(Rows from a dataset)
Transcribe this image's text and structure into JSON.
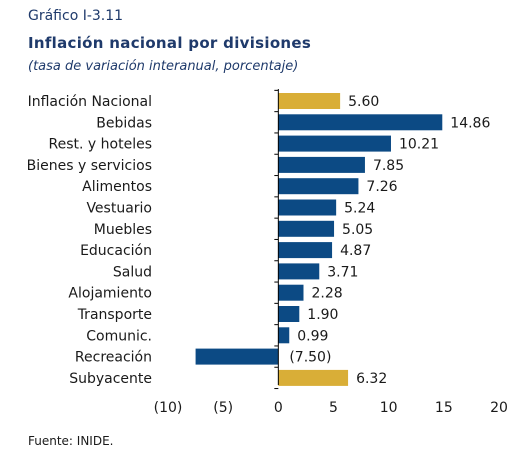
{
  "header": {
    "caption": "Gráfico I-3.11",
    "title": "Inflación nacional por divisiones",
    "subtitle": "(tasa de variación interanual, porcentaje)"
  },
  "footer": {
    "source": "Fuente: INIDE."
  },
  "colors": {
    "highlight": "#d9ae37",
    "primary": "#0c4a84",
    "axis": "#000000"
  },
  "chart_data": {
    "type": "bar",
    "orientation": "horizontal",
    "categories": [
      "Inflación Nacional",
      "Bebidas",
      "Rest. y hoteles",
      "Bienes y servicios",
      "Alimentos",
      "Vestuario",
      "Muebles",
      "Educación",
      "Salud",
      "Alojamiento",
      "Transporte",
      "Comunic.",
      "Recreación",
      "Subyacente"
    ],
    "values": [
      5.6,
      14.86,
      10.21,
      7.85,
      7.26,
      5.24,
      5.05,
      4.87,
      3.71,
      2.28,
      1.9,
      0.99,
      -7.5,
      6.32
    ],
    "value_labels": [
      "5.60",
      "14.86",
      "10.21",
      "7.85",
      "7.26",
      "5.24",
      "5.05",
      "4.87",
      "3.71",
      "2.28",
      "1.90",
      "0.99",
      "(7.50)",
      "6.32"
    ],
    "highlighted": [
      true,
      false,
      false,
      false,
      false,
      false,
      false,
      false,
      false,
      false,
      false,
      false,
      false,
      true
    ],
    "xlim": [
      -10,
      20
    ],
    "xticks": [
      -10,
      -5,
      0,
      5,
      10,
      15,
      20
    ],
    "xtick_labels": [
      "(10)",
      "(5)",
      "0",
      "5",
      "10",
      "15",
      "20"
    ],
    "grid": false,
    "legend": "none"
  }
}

# WORK TO COMPLETE:
Transcribe the material exactly, and leave out whatever pictures it holds.

# RESULT OF THE EXERCISE:
Transcribe this image's text and structure into JSON.
{
  "header": {
    "caption": "Gráfico I-3.11",
    "title": "Inflación nacional por divisiones",
    "subtitle": "(tasa de variación interanual, porcentaje)"
  },
  "footer": {
    "source": "Fuente: INIDE."
  },
  "colors": {
    "highlight": "#d9ae37",
    "primary": "#0c4a84",
    "axis": "#000000"
  },
  "chart_data": {
    "type": "bar",
    "orientation": "horizontal",
    "categories": [
      "Inflación Nacional",
      "Bebidas",
      "Rest. y hoteles",
      "Bienes y servicios",
      "Alimentos",
      "Vestuario",
      "Muebles",
      "Educación",
      "Salud",
      "Alojamiento",
      "Transporte",
      "Comunic.",
      "Recreación",
      "Subyacente"
    ],
    "values": [
      5.6,
      14.86,
      10.21,
      7.85,
      7.26,
      5.24,
      5.05,
      4.87,
      3.71,
      2.28,
      1.9,
      0.99,
      -7.5,
      6.32
    ],
    "value_labels": [
      "5.60",
      "14.86",
      "10.21",
      "7.85",
      "7.26",
      "5.24",
      "5.05",
      "4.87",
      "3.71",
      "2.28",
      "1.90",
      "0.99",
      "(7.50)",
      "6.32"
    ],
    "highlighted": [
      true,
      false,
      false,
      false,
      false,
      false,
      false,
      false,
      false,
      false,
      false,
      false,
      false,
      true
    ],
    "xlim": [
      -10,
      20
    ],
    "xticks": [
      -10,
      -5,
      0,
      5,
      10,
      15,
      20
    ],
    "xtick_labels": [
      "(10)",
      "(5)",
      "0",
      "5",
      "10",
      "15",
      "20"
    ],
    "grid": false,
    "legend": "none"
  }
}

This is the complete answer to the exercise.